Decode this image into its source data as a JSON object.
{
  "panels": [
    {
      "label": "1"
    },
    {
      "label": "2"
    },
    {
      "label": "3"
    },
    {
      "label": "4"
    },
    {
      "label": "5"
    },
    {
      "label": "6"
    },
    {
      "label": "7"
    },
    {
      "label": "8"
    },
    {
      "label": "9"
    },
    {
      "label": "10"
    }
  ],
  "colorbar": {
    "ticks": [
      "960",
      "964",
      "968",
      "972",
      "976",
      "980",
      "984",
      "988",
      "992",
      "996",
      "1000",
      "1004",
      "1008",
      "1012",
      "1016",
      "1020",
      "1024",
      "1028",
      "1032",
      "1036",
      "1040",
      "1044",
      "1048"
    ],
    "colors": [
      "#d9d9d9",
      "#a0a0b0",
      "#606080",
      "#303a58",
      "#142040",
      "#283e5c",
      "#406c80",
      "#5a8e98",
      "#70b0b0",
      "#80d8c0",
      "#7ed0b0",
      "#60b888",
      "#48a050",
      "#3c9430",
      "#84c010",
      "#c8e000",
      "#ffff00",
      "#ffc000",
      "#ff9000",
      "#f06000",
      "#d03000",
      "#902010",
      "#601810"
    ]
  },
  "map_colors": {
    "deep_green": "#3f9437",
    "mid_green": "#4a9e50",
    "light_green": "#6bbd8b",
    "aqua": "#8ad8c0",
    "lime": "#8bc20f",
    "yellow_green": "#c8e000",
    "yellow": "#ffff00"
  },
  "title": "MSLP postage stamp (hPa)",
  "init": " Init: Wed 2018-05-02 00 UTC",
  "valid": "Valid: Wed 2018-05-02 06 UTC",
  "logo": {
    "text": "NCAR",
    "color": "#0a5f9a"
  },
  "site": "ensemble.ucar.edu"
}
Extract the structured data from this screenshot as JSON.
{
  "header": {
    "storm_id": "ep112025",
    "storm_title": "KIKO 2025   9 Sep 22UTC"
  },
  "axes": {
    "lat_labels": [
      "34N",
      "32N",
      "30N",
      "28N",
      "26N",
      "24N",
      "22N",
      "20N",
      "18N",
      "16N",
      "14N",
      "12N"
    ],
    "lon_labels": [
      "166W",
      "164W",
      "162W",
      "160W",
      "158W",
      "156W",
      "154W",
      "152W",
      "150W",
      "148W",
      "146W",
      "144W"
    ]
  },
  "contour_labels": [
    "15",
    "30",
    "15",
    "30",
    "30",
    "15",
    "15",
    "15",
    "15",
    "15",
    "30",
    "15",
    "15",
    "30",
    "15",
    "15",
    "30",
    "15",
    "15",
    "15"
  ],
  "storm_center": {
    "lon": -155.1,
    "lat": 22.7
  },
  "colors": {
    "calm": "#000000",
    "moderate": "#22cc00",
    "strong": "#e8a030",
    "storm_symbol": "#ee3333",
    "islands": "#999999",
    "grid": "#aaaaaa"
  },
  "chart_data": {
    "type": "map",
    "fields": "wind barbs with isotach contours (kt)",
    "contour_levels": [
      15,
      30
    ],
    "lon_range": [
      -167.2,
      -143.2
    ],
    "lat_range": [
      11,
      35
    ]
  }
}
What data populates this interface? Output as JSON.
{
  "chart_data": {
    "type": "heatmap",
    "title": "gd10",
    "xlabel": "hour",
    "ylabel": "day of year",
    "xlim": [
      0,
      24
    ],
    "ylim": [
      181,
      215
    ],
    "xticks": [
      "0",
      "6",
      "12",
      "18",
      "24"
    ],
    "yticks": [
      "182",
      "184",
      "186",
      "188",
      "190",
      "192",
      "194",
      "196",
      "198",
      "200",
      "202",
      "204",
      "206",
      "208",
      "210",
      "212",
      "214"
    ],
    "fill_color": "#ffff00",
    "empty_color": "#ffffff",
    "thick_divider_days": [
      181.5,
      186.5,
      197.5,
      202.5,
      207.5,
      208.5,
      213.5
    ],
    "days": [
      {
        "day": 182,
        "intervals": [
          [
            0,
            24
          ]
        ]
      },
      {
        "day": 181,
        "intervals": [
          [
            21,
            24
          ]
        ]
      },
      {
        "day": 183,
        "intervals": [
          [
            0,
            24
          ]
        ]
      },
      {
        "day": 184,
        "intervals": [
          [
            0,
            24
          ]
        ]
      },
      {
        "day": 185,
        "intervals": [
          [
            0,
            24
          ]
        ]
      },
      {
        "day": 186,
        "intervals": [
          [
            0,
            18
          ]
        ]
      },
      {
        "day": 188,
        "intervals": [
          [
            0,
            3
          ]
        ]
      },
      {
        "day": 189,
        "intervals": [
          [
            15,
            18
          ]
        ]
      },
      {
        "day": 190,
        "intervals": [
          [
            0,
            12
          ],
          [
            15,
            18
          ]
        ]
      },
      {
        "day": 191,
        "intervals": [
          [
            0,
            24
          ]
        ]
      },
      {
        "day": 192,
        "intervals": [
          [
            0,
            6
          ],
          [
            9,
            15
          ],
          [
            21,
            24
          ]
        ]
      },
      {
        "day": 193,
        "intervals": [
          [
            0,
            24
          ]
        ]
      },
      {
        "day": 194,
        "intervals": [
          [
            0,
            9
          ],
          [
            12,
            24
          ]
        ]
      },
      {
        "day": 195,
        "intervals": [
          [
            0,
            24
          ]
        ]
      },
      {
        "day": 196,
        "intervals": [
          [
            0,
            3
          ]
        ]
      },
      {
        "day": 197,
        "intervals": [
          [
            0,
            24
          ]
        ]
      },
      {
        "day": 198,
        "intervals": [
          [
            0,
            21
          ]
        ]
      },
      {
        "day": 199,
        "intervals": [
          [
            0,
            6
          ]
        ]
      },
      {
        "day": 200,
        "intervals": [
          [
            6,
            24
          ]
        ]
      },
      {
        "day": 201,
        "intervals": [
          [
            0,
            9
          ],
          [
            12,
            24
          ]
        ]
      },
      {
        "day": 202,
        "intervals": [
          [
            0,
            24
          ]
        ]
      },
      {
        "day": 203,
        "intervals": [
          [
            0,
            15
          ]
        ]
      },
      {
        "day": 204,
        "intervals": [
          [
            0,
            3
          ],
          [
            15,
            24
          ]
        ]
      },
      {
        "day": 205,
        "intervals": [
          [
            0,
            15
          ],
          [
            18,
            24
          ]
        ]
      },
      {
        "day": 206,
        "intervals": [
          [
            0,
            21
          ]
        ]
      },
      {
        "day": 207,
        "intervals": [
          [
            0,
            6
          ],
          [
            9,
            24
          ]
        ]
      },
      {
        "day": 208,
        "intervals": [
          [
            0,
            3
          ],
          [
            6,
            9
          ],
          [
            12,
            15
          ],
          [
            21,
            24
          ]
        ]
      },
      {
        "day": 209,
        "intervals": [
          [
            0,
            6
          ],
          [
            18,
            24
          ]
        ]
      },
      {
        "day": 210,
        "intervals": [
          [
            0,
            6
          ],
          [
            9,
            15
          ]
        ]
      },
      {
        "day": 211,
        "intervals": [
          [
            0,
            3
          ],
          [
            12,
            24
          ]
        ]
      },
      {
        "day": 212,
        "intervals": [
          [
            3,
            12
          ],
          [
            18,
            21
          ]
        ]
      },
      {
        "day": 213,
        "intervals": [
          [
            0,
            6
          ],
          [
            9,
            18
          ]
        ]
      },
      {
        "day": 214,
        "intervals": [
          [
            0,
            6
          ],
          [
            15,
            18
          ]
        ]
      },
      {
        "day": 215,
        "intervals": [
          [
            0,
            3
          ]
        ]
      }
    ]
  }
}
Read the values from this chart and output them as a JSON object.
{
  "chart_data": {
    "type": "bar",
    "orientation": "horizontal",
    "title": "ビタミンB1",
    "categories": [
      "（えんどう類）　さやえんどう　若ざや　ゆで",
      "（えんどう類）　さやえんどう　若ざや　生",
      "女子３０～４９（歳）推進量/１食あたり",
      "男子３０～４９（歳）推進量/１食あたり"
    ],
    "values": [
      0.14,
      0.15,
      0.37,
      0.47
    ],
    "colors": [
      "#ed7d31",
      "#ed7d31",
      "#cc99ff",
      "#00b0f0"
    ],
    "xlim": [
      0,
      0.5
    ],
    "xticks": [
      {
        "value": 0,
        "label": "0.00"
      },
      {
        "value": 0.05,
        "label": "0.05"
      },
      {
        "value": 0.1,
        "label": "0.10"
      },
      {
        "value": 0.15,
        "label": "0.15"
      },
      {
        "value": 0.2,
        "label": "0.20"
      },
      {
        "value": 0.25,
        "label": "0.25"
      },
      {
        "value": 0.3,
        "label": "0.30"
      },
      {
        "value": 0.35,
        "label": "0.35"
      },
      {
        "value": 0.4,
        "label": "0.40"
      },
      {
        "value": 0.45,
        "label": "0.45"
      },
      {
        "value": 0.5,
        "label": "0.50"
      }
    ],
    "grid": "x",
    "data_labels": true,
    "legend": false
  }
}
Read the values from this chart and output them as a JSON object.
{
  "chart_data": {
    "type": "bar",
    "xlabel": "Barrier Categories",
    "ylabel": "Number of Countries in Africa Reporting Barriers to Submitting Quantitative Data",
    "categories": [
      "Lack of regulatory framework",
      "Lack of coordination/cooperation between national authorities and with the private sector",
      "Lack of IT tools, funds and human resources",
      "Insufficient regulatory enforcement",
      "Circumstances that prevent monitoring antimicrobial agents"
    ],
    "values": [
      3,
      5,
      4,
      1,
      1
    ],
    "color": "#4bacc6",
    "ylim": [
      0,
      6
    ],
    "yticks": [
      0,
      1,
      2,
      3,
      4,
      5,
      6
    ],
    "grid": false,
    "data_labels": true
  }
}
——
| Objective |
From the listing above, pick out each line where the word "ylabel" appears.

| Result |
    "ylabel": "day of year",
    "ylabel": "Number of Countries in Africa Reporting Barriers to Submitting Quantitative Data",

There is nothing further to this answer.